__Objectives__
a) According to the interview about Osho, for how long was Laxmi his first secretary and most intimate disciple?
b) List every person mentioned by name in the interview about Osho.
c) Pick up the interview about Osho after its final sentence and carry it on.

___ Text to read

Rashid: It is extraordinary to me, that someone, who was so close to Osho, who was so beautifully efficient and effective as his secretary, could within 10 years be ejected from his commune. So, the story is how and why that happened, and the process is, she had to go through that in order to realise her true nature. There is one little story in the context of the Wild Wild Country, which is sweeping across the world at the moment - sex guru thrown out of America. Laxmi was his first secretary and most intimate disciple for a period of 10 years at least.
And, as far as I know, she was a virgin. So sex guru or not, his secretary - she never had sex in her life, as far as I ascertained.
Swaram: You normally hear quite the opposite about people around Osho… so it’s very interesting {both laugh}.
Ok I want to talk about Osho today. In your view, how has Osho contributed to the development of human consciousness?
Rashid: Okay, first, let me just say that my understanding is that humanity has evolved at the moment, as far as it’s going to go, physically.
We have gone beyond survival of the fittest, we’ve survived and out-survived every other living, I mean maybe the environment is going to kill us in the end, but what I understand is that now, our evolution has to be in consciousness. That’s where the future lies, because with the consciousness that we have at the moment, look at the mess we’ve made. Look at the mess. This planet, how long will it survive? What future is there for our grandchildren or great grandchildren? It’s going to be a very difficult one. And that’s not even before we’re going to talk about IT, technology, it’s beyond our control. We already have a technology. So we have to evolve the consciousness to get back an equilibrium on this planet. Osho was talking about that 40 years ago, actually 50 years ago even, and he was laying out a whole toolkit we can use to evolve our consciousness. Osho, from his earliest years, read hugely. He read - even when I was in Poona - he was reading 10 books a week or was it 10 books a day? … well he read a lot. And he would remember, and he could be questioned about anything that he had read, and he would remember. He had got total recall, that’s how empty he was. He was equipping himself reading all this stuff, including all sorts of crappy magazines and newspapers, in order to understand what it was that was motivating the human race, East and West. So he gave himself the insights and understandings of how best to give us tools for our evolution. All those discourses and meditations are the fruit that we can nourish ourselves on, if we are to leave a future for future generations.

______
___ Data

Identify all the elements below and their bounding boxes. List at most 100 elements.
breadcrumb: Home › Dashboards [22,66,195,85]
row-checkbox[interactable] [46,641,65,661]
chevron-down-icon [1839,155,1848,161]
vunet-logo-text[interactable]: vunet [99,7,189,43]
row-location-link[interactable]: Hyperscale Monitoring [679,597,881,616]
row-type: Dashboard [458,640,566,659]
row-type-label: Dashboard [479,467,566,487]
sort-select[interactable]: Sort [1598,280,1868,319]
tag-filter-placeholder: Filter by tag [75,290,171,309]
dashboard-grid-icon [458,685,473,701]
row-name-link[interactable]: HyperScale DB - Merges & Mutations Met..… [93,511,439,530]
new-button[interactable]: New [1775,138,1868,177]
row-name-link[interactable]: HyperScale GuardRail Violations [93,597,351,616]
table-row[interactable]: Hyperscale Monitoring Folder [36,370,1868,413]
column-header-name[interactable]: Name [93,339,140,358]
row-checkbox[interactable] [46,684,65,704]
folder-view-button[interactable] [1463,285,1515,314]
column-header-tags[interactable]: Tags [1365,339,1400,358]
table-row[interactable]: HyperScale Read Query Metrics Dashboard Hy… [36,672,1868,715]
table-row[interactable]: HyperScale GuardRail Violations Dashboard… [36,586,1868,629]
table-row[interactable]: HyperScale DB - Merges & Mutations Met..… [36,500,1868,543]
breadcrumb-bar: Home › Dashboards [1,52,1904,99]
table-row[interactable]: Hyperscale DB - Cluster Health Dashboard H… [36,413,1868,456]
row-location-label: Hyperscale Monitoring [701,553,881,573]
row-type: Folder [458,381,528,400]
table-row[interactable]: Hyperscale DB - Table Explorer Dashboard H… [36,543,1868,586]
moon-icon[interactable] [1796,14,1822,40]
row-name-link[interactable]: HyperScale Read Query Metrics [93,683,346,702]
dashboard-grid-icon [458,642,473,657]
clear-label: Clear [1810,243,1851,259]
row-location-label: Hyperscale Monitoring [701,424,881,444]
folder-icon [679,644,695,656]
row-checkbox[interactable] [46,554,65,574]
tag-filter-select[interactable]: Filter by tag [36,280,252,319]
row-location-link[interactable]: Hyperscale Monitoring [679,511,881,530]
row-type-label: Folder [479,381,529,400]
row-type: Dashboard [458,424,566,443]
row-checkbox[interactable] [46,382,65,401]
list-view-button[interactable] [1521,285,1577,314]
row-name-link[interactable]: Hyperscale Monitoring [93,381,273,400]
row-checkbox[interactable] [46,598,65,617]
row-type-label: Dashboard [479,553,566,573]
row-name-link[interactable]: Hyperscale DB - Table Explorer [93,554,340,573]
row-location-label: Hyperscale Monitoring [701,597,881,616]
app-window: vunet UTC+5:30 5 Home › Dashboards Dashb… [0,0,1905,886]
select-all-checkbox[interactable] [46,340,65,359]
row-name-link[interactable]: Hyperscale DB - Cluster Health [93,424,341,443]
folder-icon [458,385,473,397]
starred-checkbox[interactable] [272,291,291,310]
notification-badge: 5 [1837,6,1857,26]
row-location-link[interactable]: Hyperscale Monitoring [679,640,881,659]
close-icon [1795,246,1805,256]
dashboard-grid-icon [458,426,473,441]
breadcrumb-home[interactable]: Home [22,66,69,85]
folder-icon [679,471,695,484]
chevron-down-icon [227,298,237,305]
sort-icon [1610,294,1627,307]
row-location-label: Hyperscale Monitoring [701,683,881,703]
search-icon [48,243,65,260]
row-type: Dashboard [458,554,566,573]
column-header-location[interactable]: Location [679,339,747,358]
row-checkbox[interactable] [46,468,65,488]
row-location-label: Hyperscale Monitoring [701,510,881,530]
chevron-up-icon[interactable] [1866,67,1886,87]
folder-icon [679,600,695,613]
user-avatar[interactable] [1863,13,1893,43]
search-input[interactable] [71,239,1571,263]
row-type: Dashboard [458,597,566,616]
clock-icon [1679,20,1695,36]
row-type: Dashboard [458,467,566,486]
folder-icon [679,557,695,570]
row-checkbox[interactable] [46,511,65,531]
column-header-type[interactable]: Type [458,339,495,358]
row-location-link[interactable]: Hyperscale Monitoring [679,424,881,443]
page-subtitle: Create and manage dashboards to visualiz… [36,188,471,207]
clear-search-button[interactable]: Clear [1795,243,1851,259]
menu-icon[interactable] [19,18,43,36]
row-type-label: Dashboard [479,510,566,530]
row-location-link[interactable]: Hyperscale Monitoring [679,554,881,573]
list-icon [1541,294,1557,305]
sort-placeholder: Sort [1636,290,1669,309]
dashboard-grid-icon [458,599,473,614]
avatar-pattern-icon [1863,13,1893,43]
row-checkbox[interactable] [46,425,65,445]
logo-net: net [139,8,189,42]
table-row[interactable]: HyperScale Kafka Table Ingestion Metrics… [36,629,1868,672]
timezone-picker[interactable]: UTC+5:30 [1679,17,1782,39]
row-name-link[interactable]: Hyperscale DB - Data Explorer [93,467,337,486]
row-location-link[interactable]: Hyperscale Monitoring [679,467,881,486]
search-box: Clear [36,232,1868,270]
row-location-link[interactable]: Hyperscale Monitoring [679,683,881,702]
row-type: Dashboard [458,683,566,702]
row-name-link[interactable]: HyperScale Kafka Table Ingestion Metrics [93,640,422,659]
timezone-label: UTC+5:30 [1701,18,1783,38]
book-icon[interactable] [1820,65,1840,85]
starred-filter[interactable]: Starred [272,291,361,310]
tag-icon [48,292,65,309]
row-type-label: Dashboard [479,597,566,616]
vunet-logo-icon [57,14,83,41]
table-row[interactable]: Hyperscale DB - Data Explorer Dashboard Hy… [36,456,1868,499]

______

__Answers per task__
a) For a period of at least 10 years.

b) Rashid, Osho, Laxmi, Swaram

c)
Swaram: That’s how many young people feel, because otherwise you can’t explain how a man who is no more here talking can attract so many people, perhaps even more nowadays than when he was in the body. His books are sold as bestsellers in many countries. His youtube videos are downloaded in incredibly high numbers. So definitely Osho is alive. His message is a message which is valid today.
Rashid: Can I add one little fact here?
Swaram: Of course.
Rashid: I understand that since that film, that docuseries, wild wild country came out, hits on Osho’s website and the sales of books have gone up from 300 to 500 percent - that says something, Even though that film is totally negative about what was happening in Osho’s commune, even so… a few little glimpses of Osho in that film, a couple of minutes in 6 hours - yet people have picked up on the fragrance, on the beauty, on the incredible courage of what he was doing at that time.
Swaram: So we are heading towards the end. Tell us a bit about your current projects, if you have any. And where people can find you, get in touch with you, if they want to connect with you, and ask questions.
Rashid: Yes, well just go to www.:Rashidmaxwell.com and there is a section there ‘contact me’ and I’d be happy to enter into constructive dialogue with anyone. My future projects… I haven’t clearly got a project, but what’s coming together in my heart, is my love of words and my love for images - the painter and the poet. And I think it might be a film, combining words and images. I want to create works that induce meditation; that actually put arms around the listener/viewer, so that they feel they can relax into meditation. I want to create meditation visually. I think that’s what much Oriental art does. And some of the early… for example the cathedrals of Europe - I think they do that, they create a state of meditation, just by their grandeur and their intricacy and their rhythmic splendour.
Swaram: Well, we look forward to seeing your…
Rashid: Cathedral {both laugh}.
Swaram: Ok, so last 3 questions for you. The first one is: what’s your morning routine. How does your morning look like in the first couple of hours?
Rashid: Well the first thing is 4 o’clock in the morning meditation. I do that in order to synchronise with the rising sun or the beginning of the day, the birds waking up. 4-5, around that time, I sit. Then, afterwards I lay in bed. Very often I listen to music, and it could be Beethoven’s late quartettes, but it’s more likely to be (inaudible) singers, those sacred singers from old India.
Swaram: The second question is: what’s your favourite meditation and why?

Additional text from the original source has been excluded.